WHAT NEEDS TO BE DONE —
Search the listing below for the string "name" and show each line that contains it.

EXTRACTED INFORMATION —
= = = =

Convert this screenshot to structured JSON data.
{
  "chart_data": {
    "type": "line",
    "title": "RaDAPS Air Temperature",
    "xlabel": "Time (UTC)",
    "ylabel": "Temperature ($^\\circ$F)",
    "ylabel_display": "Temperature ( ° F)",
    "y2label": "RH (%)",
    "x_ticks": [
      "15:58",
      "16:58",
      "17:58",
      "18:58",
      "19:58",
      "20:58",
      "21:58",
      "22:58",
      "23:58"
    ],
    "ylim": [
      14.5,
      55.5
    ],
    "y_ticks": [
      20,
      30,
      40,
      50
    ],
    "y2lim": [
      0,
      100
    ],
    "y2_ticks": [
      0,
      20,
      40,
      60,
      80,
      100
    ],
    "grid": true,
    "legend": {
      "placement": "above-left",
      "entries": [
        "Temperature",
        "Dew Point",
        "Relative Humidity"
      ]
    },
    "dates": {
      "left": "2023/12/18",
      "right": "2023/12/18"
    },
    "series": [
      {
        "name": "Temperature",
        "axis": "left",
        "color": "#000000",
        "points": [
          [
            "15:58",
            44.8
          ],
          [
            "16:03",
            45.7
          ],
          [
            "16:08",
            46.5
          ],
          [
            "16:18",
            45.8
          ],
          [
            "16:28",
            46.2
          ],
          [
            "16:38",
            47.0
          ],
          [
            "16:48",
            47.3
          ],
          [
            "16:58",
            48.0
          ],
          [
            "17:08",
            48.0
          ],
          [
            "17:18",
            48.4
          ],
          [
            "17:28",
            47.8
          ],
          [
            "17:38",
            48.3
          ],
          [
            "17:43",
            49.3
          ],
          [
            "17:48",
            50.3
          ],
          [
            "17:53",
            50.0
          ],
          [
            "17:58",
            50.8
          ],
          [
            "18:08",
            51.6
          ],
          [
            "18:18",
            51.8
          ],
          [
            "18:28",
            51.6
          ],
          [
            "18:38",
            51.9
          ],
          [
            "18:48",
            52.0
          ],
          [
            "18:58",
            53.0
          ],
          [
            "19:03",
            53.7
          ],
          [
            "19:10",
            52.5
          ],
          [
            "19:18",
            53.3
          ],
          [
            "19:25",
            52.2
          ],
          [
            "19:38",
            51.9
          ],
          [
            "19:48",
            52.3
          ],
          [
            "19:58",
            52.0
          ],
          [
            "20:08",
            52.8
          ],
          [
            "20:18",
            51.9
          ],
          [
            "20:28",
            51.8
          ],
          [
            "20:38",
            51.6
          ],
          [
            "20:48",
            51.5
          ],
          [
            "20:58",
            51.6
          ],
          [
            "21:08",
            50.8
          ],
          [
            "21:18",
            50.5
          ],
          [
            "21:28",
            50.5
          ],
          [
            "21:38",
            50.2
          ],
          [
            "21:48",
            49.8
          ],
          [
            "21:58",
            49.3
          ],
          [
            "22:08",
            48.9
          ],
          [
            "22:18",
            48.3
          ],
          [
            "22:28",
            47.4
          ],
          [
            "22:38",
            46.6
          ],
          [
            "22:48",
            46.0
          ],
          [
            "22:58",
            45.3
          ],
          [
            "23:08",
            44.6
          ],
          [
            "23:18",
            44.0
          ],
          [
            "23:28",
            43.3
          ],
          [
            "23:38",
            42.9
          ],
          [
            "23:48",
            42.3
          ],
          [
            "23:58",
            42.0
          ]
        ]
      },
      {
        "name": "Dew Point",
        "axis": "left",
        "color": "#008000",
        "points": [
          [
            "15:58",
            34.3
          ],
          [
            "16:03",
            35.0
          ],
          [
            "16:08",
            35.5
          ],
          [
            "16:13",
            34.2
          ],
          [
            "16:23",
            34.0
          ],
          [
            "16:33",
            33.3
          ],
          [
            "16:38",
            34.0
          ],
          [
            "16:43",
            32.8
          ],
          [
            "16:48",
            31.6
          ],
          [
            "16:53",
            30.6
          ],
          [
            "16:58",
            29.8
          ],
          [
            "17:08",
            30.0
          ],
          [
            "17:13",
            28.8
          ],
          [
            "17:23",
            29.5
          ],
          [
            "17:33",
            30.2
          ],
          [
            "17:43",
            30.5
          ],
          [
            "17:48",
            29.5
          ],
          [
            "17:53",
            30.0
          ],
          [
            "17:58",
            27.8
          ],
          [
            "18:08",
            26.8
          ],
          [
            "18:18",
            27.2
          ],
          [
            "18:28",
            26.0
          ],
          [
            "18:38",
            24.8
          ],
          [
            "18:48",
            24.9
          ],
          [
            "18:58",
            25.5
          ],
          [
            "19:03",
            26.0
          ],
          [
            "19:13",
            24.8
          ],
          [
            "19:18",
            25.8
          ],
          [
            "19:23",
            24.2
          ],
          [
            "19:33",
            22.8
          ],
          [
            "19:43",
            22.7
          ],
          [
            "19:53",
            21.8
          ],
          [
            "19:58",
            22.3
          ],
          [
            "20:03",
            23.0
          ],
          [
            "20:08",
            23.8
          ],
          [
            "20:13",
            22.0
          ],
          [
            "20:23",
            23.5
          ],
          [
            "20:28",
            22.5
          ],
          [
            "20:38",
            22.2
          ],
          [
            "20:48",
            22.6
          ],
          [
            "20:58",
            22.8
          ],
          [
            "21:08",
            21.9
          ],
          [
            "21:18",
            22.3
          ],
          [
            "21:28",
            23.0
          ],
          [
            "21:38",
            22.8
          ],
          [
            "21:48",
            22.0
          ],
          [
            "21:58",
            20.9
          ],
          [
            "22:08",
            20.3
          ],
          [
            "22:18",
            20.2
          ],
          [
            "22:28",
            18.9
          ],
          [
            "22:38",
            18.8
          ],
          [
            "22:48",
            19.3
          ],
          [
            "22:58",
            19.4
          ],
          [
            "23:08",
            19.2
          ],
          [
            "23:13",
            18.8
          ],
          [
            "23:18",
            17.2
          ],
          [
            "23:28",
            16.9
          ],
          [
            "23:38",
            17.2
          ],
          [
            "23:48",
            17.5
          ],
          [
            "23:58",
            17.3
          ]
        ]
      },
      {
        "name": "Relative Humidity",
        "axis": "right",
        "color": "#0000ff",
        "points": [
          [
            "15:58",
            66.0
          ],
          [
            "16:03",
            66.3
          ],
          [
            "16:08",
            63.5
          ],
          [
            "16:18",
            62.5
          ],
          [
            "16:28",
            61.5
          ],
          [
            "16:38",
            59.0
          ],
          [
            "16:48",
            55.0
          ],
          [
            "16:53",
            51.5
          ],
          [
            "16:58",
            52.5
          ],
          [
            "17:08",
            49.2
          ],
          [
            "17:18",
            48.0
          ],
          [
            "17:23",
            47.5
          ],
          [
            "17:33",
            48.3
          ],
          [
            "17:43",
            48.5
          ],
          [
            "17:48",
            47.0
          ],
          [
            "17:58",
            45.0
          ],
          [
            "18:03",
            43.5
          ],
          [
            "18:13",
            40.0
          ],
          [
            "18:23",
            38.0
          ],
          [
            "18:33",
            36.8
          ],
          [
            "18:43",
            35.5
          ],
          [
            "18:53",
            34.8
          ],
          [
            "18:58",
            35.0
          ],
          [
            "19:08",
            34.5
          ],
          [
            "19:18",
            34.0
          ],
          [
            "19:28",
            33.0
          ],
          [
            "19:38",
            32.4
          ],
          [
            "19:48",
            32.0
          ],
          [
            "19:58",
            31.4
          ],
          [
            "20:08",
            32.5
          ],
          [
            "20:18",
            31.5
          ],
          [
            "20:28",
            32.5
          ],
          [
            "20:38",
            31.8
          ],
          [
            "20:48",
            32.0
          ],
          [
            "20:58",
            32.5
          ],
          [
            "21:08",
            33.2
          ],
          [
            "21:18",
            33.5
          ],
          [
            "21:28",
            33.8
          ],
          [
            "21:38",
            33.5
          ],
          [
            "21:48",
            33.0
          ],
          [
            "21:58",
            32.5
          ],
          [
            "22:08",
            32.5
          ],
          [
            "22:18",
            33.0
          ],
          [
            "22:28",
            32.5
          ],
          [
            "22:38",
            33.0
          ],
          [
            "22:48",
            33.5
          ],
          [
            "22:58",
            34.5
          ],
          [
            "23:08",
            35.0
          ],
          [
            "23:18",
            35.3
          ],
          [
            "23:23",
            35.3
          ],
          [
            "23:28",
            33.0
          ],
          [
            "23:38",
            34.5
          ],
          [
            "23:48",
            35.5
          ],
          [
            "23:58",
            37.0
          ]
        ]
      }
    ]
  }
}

= = = =

THE ANSWER —
        "name": "Temperature",
        "name": "Dew Point",
        "name": "Relative Humidity",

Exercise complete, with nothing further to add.